[TASK GOAL]
Look through the data and write out every line with the word "name" in it.

Records from a collection of figures:

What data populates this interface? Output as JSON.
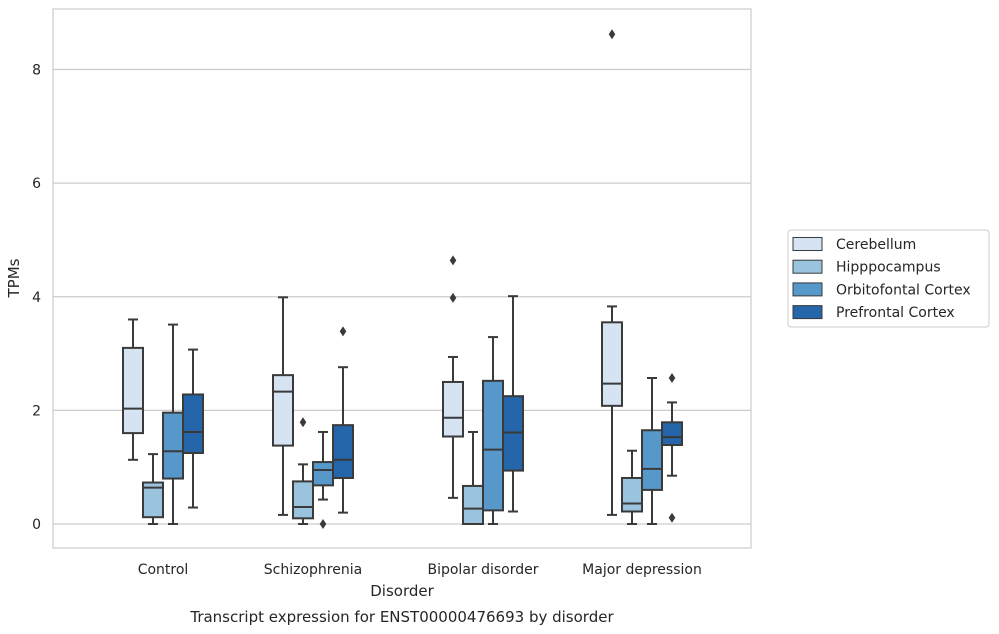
{
  "chart_data": {
    "type": "box",
    "xlabel": "Disorder",
    "ylabel": "TPMs",
    "caption": "Transcript expression for ENST00000476693 by disorder",
    "ylim": [
      -0.42,
      9.07
    ],
    "yticks": [
      "0",
      "2",
      "4",
      "6",
      "8"
    ],
    "categories": [
      "Control",
      "Schizophrenia",
      "Bipolar disorder",
      "Major depression"
    ],
    "grid": "horizontal",
    "legend_position": "right",
    "series": [
      {
        "name": "Cerebellum",
        "color": "#d5e3f2",
        "boxes": [
          {
            "q1": 1.6,
            "median": 2.03,
            "q3": 3.1,
            "whisker_low": 1.13,
            "whisker_high": 3.6,
            "outliers": []
          },
          {
            "q1": 1.38,
            "median": 2.33,
            "q3": 2.62,
            "whisker_low": 0.16,
            "whisker_high": 3.99,
            "outliers": []
          },
          {
            "q1": 1.54,
            "median": 1.87,
            "q3": 2.5,
            "whisker_low": 0.46,
            "whisker_high": 2.94,
            "outliers": [
              3.98,
              4.64
            ]
          },
          {
            "q1": 2.08,
            "median": 2.47,
            "q3": 3.55,
            "whisker_low": 0.16,
            "whisker_high": 3.83,
            "outliers": [
              8.62
            ]
          }
        ]
      },
      {
        "name": "Hipppocampus",
        "color": "#9ac3de",
        "boxes": [
          {
            "q1": 0.12,
            "median": 0.64,
            "q3": 0.73,
            "whisker_low": 0.0,
            "whisker_high": 1.23,
            "outliers": []
          },
          {
            "q1": 0.1,
            "median": 0.3,
            "q3": 0.75,
            "whisker_low": 0.0,
            "whisker_high": 1.05,
            "outliers": [
              1.79
            ]
          },
          {
            "q1": 0.0,
            "median": 0.27,
            "q3": 0.67,
            "whisker_low": 0.0,
            "whisker_high": 1.62,
            "outliers": []
          },
          {
            "q1": 0.22,
            "median": 0.36,
            "q3": 0.81,
            "whisker_low": 0.0,
            "whisker_high": 1.29,
            "outliers": []
          }
        ]
      },
      {
        "name": "Orbitofontal Cortex",
        "color": "#5598c9",
        "boxes": [
          {
            "q1": 0.8,
            "median": 1.28,
            "q3": 1.96,
            "whisker_low": 0.0,
            "whisker_high": 3.51,
            "outliers": []
          },
          {
            "q1": 0.68,
            "median": 0.95,
            "q3": 1.09,
            "whisker_low": 0.43,
            "whisker_high": 1.62,
            "outliers": [
              0.0
            ]
          },
          {
            "q1": 0.24,
            "median": 1.31,
            "q3": 2.52,
            "whisker_low": 0.0,
            "whisker_high": 3.29,
            "outliers": []
          },
          {
            "q1": 0.6,
            "median": 0.97,
            "q3": 1.65,
            "whisker_low": 0.0,
            "whisker_high": 2.57,
            "outliers": []
          }
        ]
      },
      {
        "name": "Prefrontal Cortex",
        "color": "#2565a9",
        "boxes": [
          {
            "q1": 1.25,
            "median": 1.62,
            "q3": 2.28,
            "whisker_low": 0.29,
            "whisker_high": 3.07,
            "outliers": []
          },
          {
            "q1": 0.81,
            "median": 1.13,
            "q3": 1.74,
            "whisker_low": 0.2,
            "whisker_high": 2.76,
            "outliers": [
              3.39
            ]
          },
          {
            "q1": 0.94,
            "median": 1.61,
            "q3": 2.25,
            "whisker_low": 0.22,
            "whisker_high": 4.01,
            "outliers": []
          },
          {
            "q1": 1.39,
            "median": 1.53,
            "q3": 1.79,
            "whisker_low": 0.85,
            "whisker_high": 2.14,
            "outliers": [
              0.11,
              2.57
            ]
          }
        ]
      }
    ]
  }
}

[IN RESPONSE]
        "name": "Cerebellum",
        "name": "Hipppocampus",
        "name": "Orbitofontal Cortex",
        "name": "Prefrontal Cortex",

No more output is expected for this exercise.